Enunciado del ejercicio 1: En el texto sobre maternidad y moda, ¿qué porcentaje de mujeres ha sentido presión por regresar a su cuerpo de antes tras un embarazo?
Enunciado del ejercicio 2: Retoma el texto sobre maternidad y moda a partir de su última oración y continúalo.

Documento fuente:
+===+

Cada transformación física, cada nuevo ritmo emocional, cada cambio corporal que acompaña la maternidad, carga un discurso que no siempre nos pertenece. Lo repetimos inconscientemente; a menudo lo vestimos sin desearlo. ¿Por qué debo disimularme? ¿De dónde surgen las definiciones de cómo debe lucir una mujer que crea vida?
La moda no impone, propone y revela; pero cuando la mirada externa pesa más que la interna, se transforma en un disfraz. Al igual que el cuerpo, el estilo ha sido campo de batallas. Nos vestimos para encajar, para agradar, para no incomodar. El control, la clasificación y la domesticación se asocian al mundo que a muchos nos apasiona, aunque también ha sido nuestra rebelión.
Desde el corsé que comenzó como una idea, las faldas amplias que limitaban los pasos o los tacones que impedían correr, hasta los pantalones o la minifalda que fueron —y continúan siendo— una bofetada al recato impuesto. En cada tela hay un grito o una sumisión.
Me pregunto hoy, en este estado: ¿Y si empezáramos a vestirnos para recordar quiénes somos? ¿Quién elige nuestro mensaje? No para volver a la de antes, sino para descubrir a la de ahora; la que emerge entre horarios caóticos, cambios constantes, trabajo, culpa y miedo; la que aún existe. ¿Por qué la maternidad debe borrar el deseo? ¿Por qué la comodidad se opone al placer estético? ¿Por qué el cuerpo de una madre es tema público?
Mientras nos señalan lo que deberíamos usar —lo que estiliza, lo que disimula, lo que no grita— nadie pregunta qué queremos expresar con lo que llevamos. En este contexto, el cuerpo se vuelve político, expuesto, comentado, normado. Por eso el acto de vestir se vuelve aliado o enemigo. La moda no es frívola ni banal; es un lenguaje —mi lenguaje—, uno que puede ser profundamente íntimo o violentamente externo.

Un 90% de las mujeres ha sentido presión por regresar a su cuerpo de antes tras un embarazo. ¿Dónde está escrita esa versión anterior como estándar? ¿Y por qué nadie habla del nuevo cuerpo como territorio de posibilidad? Aquí la moda y cada prenda que decidamos usar puede ser una afirmación. No para gustar, sino para estar; no para parecer, sino para ser.

+===+

Entradas extraídas:
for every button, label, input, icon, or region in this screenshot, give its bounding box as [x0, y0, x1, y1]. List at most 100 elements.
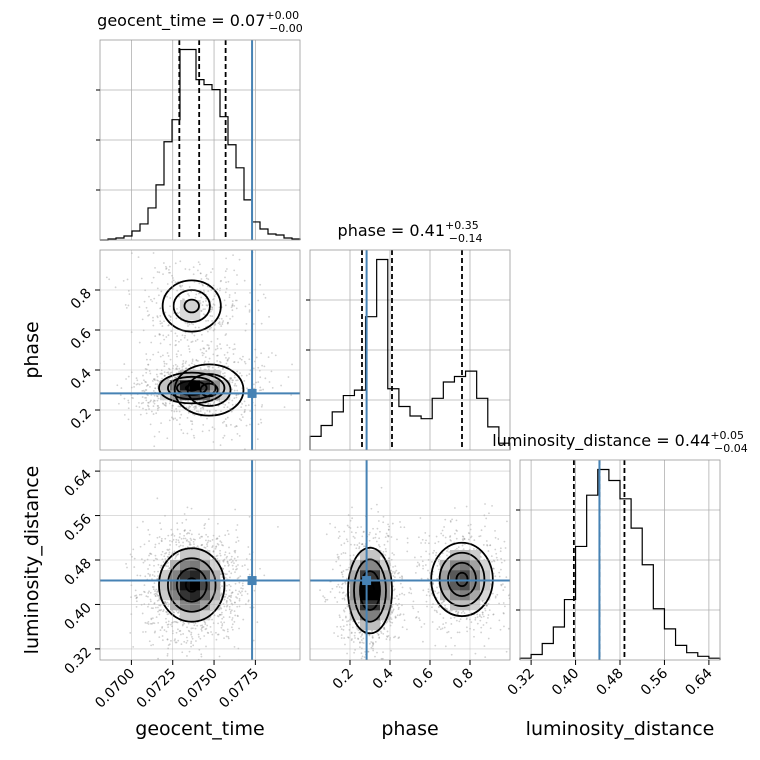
- scatter-point: [392, 608, 395, 611]
- scatter-point: [180, 413, 183, 416]
- scatter-point: [358, 631, 361, 634]
- scatter-point: [453, 507, 456, 509]
- scatter-point: [340, 553, 343, 555]
- density-cell: [170, 590, 181, 601]
- scatter-point: [502, 602, 505, 604]
- scatter-point: [135, 377, 138, 380]
- scatter-point: [494, 548, 497, 551]
- scatter-point: [191, 332, 194, 335]
- scatter-point: [169, 623, 172, 626]
- scatter-point: [451, 518, 453, 521]
- scatter-point: [128, 293, 131, 296]
- scatter-point: [142, 407, 144, 410]
- scatter-point: [190, 631, 193, 634]
- scatter-point: [351, 517, 354, 520]
- scatter-point: [331, 587, 334, 590]
- contour-line: [158, 371, 226, 405]
- scatter-point: [223, 621, 226, 624]
- scatter-point: [173, 611, 175, 614]
- scatter-point: [133, 386, 135, 388]
- scatter-point: [444, 536, 447, 539]
- scatter-point: [432, 552, 434, 554]
- scatter-point: [147, 620, 150, 623]
- scatter-point: [165, 267, 168, 270]
- scatter-point: [147, 605, 149, 608]
- scatter-point: [233, 343, 236, 346]
- scatter-point: [486, 544, 489, 547]
- scatter-point: [253, 383, 255, 386]
- scatter-point: [154, 594, 157, 597]
- scatter-point: [163, 360, 165, 363]
- scatter-point: [206, 365, 209, 368]
- scatter-point: [479, 535, 482, 537]
- scatter-point: [145, 306, 148, 309]
- scatter-point: [199, 407, 202, 410]
- scatter-point: [489, 544, 492, 547]
- scatter-point: [239, 575, 242, 578]
- density-cell: [220, 390, 231, 401]
- scatter-point: [502, 612, 505, 615]
- scatter-point: [127, 289, 130, 292]
- scatter-point: [219, 360, 221, 363]
- scatter-point: [184, 334, 186, 337]
- scatter-panel-geocent_time-phase: [99, 249, 317, 451]
- scatter-point: [185, 367, 188, 370]
- scatter-point: [150, 341, 153, 344]
- density-cell: [160, 570, 171, 581]
- scatter-point: [155, 302, 158, 304]
- scatter-point: [191, 358, 194, 361]
- scatter-point: [216, 345, 219, 347]
- scatter-point: [393, 597, 396, 600]
- scatter-point: [215, 555, 218, 558]
- scatter-point: [178, 536, 181, 539]
- scatter-point: [315, 416, 317, 418]
- scatter-point: [262, 388, 265, 391]
- scatter-point: [180, 429, 183, 431]
- scatter-point: [191, 362, 193, 365]
- density-cell: [450, 570, 461, 581]
- scatter-point: [166, 283, 169, 285]
- scatter-point: [204, 300, 207, 302]
- scatter-point: [185, 518, 188, 521]
- scatter-point: [187, 293, 189, 295]
- scatter-point: [233, 269, 236, 272]
- scatter-point: [176, 621, 179, 624]
- scatter-point: [368, 539, 371, 542]
- scatter-point: [148, 370, 151, 372]
- scatter-point: [153, 435, 156, 438]
- scatter-point: [406, 628, 408, 631]
- scatter-point: [150, 644, 153, 647]
- scatter-point: [216, 522, 219, 525]
- scatter-point: [443, 526, 445, 528]
- scatter-point: [219, 613, 222, 616]
- density-cell: [460, 550, 471, 561]
- scatter-point: [382, 550, 385, 553]
- scatter-point: [499, 550, 502, 553]
- scatter-point: [341, 573, 344, 576]
- scatter-point: [211, 545, 214, 547]
- scatter-point: [152, 390, 155, 392]
- scatter-point: [377, 520, 380, 522]
- scatter-point: [236, 614, 239, 617]
- scatter-point: [425, 539, 427, 542]
- scatter-point: [337, 537, 340, 539]
- scatter-point: [489, 544, 492, 547]
- scatter-point: [257, 381, 260, 383]
- scatter-point: [222, 375, 225, 378]
- scatter-point: [178, 367, 181, 370]
- scatter-point: [218, 321, 221, 324]
- scatter-point: [226, 351, 229, 354]
- scatter-point: [482, 615, 485, 618]
- scatter-point: [216, 537, 219, 540]
- scatter-point: [354, 631, 356, 634]
- scatter-point: [223, 420, 226, 423]
- scatter-point: [200, 629, 203, 632]
- scatter-point: [142, 561, 145, 564]
- scatter-point: [380, 657, 383, 660]
- scatter-point: [203, 291, 205, 293]
- scatter-point: [507, 594, 510, 597]
- scatter-point: [473, 539, 476, 541]
- scatter-point: [240, 419, 243, 422]
- scatter-point: [375, 540, 378, 543]
- scatter-point: [370, 507, 373, 510]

+===+

Respuesta del ejercicio 1: Un 90%.

Respuesta del ejercicio 2:
El clóset, ese espacio íntimo, puede dejar de ser un campo de batalla entre lo que se espera y lo real; puede convertirse en territorio de recuperación, de declaración y autonomía. Gabrielle Chanel lo entendió en los años veinte cuando liberó el cuerpo femenino y lo vistió con siluetas funcionales: “La ropa no es solo para adornar el cuerpo, es para darle espacio a la vida”, decía.
¿Y si la moda no fuera una renuncia, sino una herramienta para reconocernos? ¿Y si hiciéramos del estilo un ritual de regreso? No al pasado, sino al centro. Porque vestirse no es solo cubrirse, es también una manera de construirse, reconstruirse; de conectar con la versión más honesta de nosotras mismas.
Hoy, la maternidad me enfrenta a nuevas preguntas: ¿Cómo me visto para existir en este cuerpo cambiante? ¿Qué decisiones estoy tomando por mí, y cuáles por los otros? ¿La comodidad es sinónimo de renuncia o de soberanía? ¿La sensualidad tiene fecha de caducidad? Seguramente mis preguntas cambiarán, pero lo que sí tengo claro es que cada vez que una mujer se viste para sí misma, algo se libera. Y cada libertad conquistada es también una forma de volver a casa.
Con amor, Helena.
Por: Helena Fadul.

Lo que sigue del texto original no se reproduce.